Look through the material below. Copy each line that contains the string "Setup".

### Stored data
# # # #
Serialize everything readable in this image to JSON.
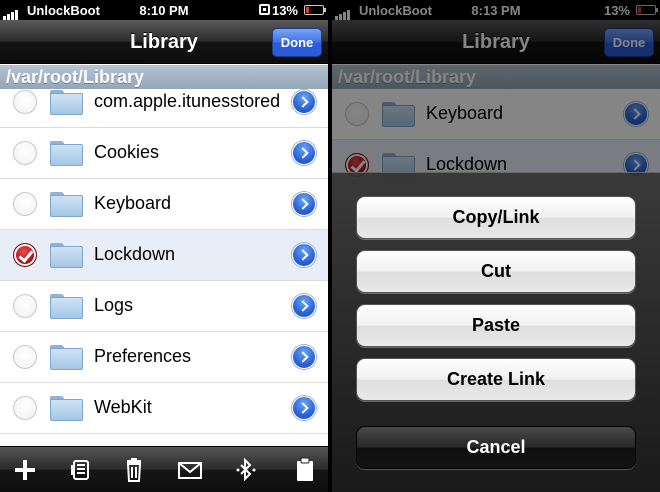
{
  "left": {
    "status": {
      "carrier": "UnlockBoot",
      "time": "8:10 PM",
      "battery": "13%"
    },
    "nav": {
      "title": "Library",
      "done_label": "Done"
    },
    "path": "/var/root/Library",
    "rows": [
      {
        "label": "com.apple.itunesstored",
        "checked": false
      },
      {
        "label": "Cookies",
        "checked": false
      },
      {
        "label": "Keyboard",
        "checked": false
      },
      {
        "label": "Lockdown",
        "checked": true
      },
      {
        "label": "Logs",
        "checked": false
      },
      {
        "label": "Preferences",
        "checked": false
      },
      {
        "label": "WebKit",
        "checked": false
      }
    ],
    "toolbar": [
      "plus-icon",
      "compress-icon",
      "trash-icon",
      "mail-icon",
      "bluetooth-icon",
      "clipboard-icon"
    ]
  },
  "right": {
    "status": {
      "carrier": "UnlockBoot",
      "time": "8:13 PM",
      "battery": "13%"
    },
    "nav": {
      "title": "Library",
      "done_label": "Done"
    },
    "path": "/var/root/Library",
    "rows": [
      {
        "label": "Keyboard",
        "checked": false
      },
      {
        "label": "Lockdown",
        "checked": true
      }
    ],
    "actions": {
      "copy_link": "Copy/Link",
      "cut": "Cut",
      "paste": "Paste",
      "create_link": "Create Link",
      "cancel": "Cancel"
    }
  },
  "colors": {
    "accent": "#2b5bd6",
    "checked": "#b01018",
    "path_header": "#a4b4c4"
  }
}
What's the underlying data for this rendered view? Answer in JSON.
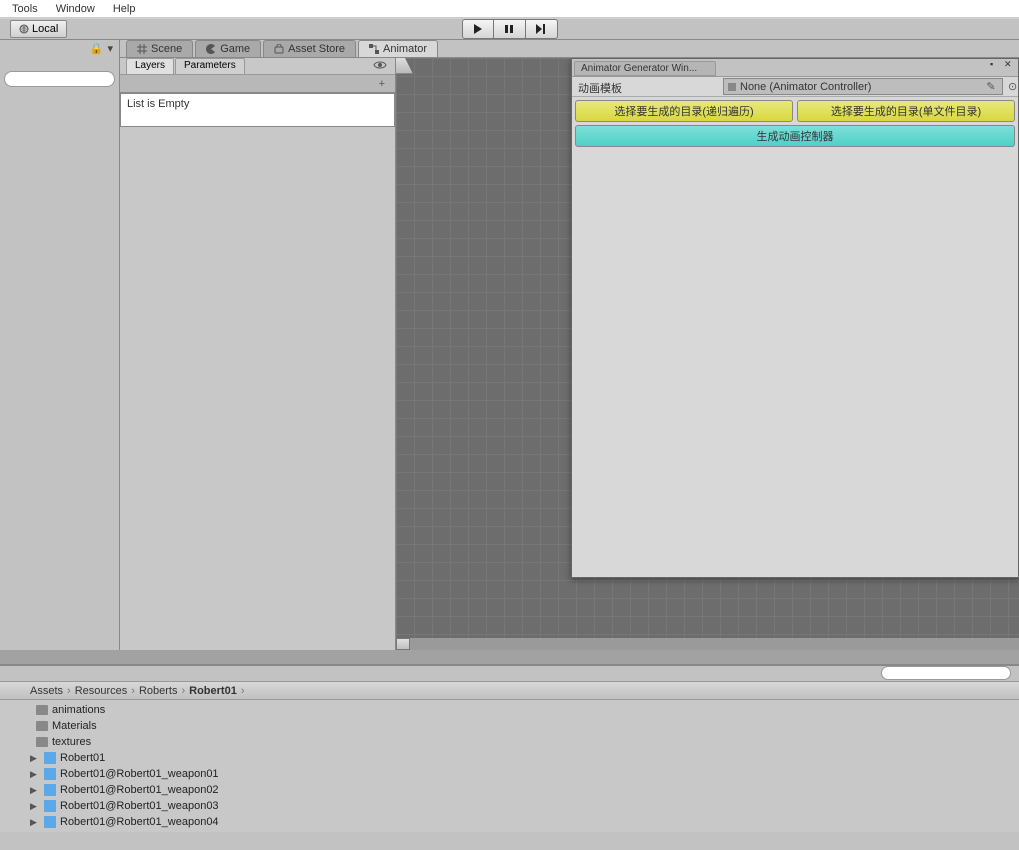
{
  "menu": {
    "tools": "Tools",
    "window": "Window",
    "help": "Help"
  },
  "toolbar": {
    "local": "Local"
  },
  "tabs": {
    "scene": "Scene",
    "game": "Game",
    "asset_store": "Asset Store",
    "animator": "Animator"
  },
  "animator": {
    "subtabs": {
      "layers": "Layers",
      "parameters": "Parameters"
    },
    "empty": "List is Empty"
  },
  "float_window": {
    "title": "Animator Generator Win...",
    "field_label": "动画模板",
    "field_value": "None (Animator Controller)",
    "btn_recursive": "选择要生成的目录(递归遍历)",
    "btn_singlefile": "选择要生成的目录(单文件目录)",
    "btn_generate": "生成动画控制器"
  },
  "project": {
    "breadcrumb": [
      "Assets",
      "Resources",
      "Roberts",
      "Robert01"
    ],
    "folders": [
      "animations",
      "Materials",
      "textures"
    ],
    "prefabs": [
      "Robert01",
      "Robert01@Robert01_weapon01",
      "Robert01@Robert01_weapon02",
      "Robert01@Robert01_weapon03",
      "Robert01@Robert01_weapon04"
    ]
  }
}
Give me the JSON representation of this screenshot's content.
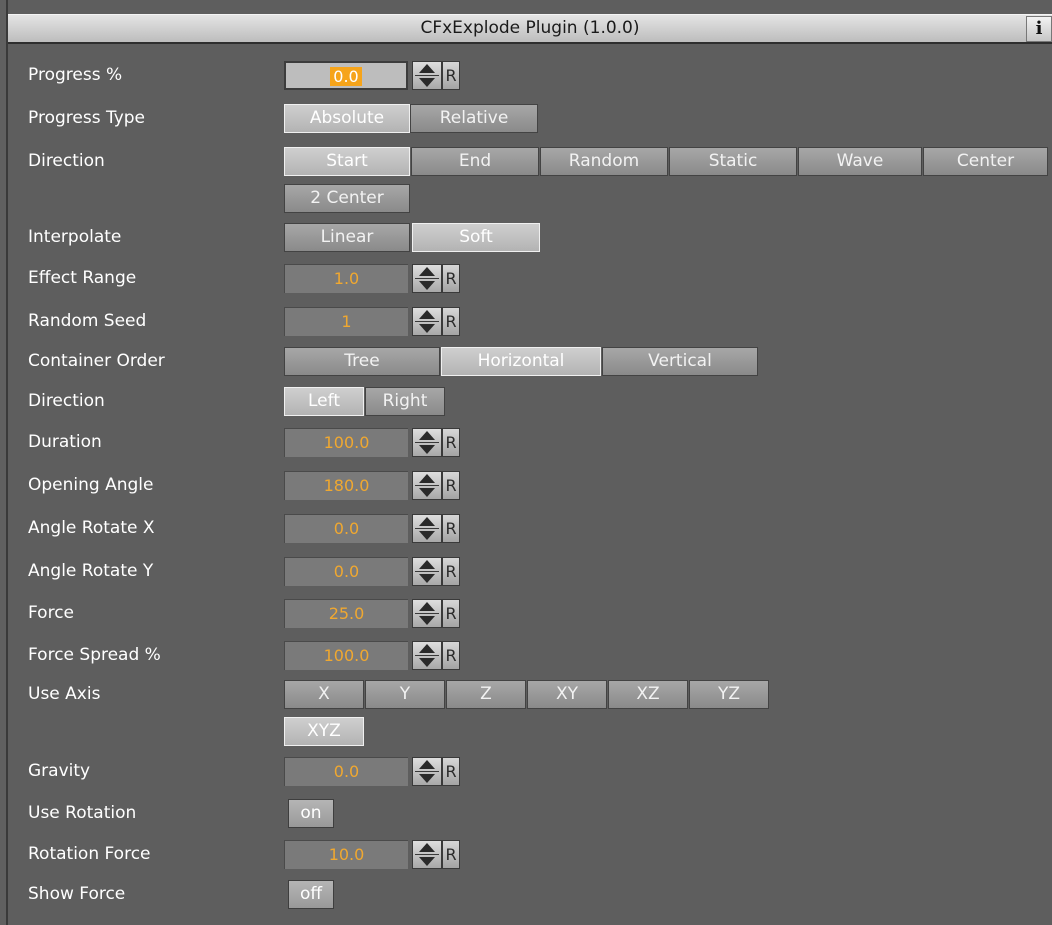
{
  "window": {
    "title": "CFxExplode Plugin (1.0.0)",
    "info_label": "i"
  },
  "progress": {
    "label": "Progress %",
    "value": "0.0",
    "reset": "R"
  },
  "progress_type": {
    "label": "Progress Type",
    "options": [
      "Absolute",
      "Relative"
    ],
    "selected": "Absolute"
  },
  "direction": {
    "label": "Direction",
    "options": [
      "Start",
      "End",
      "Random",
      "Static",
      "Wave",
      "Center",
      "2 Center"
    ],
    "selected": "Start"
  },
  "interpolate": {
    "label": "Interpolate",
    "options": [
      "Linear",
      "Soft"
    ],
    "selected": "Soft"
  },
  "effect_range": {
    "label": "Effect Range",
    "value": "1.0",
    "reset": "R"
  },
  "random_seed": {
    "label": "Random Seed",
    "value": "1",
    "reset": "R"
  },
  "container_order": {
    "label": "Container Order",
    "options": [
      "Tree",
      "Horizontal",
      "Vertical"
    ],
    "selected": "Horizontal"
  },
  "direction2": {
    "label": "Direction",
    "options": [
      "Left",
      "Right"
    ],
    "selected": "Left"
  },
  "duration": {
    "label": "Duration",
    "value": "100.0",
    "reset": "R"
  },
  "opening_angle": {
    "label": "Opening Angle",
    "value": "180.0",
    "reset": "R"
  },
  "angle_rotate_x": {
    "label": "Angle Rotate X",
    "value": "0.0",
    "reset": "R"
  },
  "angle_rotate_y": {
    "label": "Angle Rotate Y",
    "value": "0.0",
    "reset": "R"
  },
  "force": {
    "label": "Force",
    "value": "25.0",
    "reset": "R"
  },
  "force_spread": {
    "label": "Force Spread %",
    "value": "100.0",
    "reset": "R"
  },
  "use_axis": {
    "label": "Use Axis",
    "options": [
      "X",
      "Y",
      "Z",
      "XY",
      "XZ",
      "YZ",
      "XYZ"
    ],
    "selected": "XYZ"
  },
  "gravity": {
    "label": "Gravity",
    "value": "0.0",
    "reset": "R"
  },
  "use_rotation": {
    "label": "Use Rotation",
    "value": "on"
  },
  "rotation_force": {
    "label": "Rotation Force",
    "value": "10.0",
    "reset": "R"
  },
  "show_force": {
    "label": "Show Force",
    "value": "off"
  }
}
# # # #
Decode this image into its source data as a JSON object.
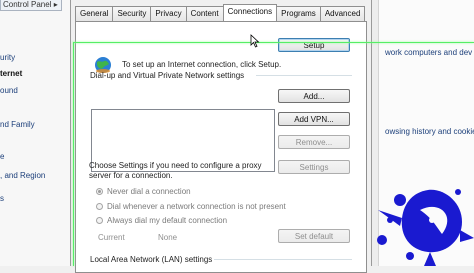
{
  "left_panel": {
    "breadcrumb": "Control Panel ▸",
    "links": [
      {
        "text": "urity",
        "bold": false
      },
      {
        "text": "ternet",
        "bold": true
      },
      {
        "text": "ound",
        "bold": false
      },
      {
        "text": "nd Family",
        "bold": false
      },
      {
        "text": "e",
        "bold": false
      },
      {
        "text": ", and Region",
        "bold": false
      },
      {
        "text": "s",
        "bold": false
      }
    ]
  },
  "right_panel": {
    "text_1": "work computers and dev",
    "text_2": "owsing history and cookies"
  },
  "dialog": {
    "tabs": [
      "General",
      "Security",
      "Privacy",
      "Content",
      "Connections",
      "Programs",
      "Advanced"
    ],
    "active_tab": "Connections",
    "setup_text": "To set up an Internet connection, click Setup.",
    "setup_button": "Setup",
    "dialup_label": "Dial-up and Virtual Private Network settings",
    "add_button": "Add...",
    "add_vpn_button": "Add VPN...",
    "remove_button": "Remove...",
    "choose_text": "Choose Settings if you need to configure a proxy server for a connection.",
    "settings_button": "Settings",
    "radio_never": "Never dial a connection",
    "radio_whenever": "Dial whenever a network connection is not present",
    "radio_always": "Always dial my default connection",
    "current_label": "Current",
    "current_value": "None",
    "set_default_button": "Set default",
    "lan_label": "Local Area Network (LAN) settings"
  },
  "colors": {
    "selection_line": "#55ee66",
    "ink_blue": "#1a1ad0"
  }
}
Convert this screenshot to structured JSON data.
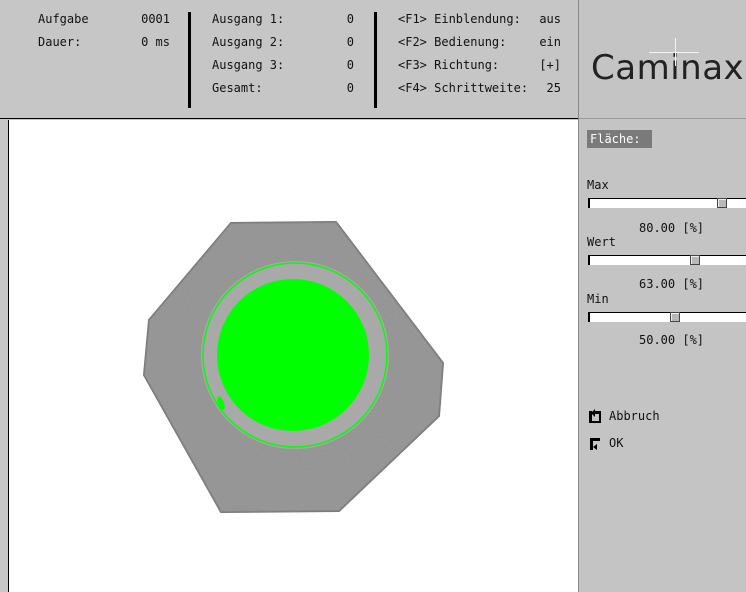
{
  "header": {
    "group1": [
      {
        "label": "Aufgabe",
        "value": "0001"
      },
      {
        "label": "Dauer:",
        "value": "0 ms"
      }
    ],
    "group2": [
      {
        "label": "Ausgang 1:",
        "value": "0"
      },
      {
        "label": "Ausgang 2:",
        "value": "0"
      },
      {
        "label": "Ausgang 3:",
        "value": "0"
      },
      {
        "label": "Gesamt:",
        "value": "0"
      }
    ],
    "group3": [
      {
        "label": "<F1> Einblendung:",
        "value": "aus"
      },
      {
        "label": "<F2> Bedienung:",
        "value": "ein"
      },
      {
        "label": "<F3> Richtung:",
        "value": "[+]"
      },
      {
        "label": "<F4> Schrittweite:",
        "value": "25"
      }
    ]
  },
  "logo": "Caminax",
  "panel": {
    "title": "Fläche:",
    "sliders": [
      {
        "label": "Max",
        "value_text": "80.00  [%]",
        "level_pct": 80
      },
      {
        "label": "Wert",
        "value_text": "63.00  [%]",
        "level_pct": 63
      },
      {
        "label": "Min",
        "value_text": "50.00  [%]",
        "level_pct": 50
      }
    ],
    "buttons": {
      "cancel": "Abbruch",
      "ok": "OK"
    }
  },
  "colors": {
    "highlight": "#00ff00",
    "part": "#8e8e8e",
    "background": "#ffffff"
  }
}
# # # #
### REPLY TO THE TASK
    "setup_text": "To set up an Internet connection, click Setup.",
    "setup_button": "Setup",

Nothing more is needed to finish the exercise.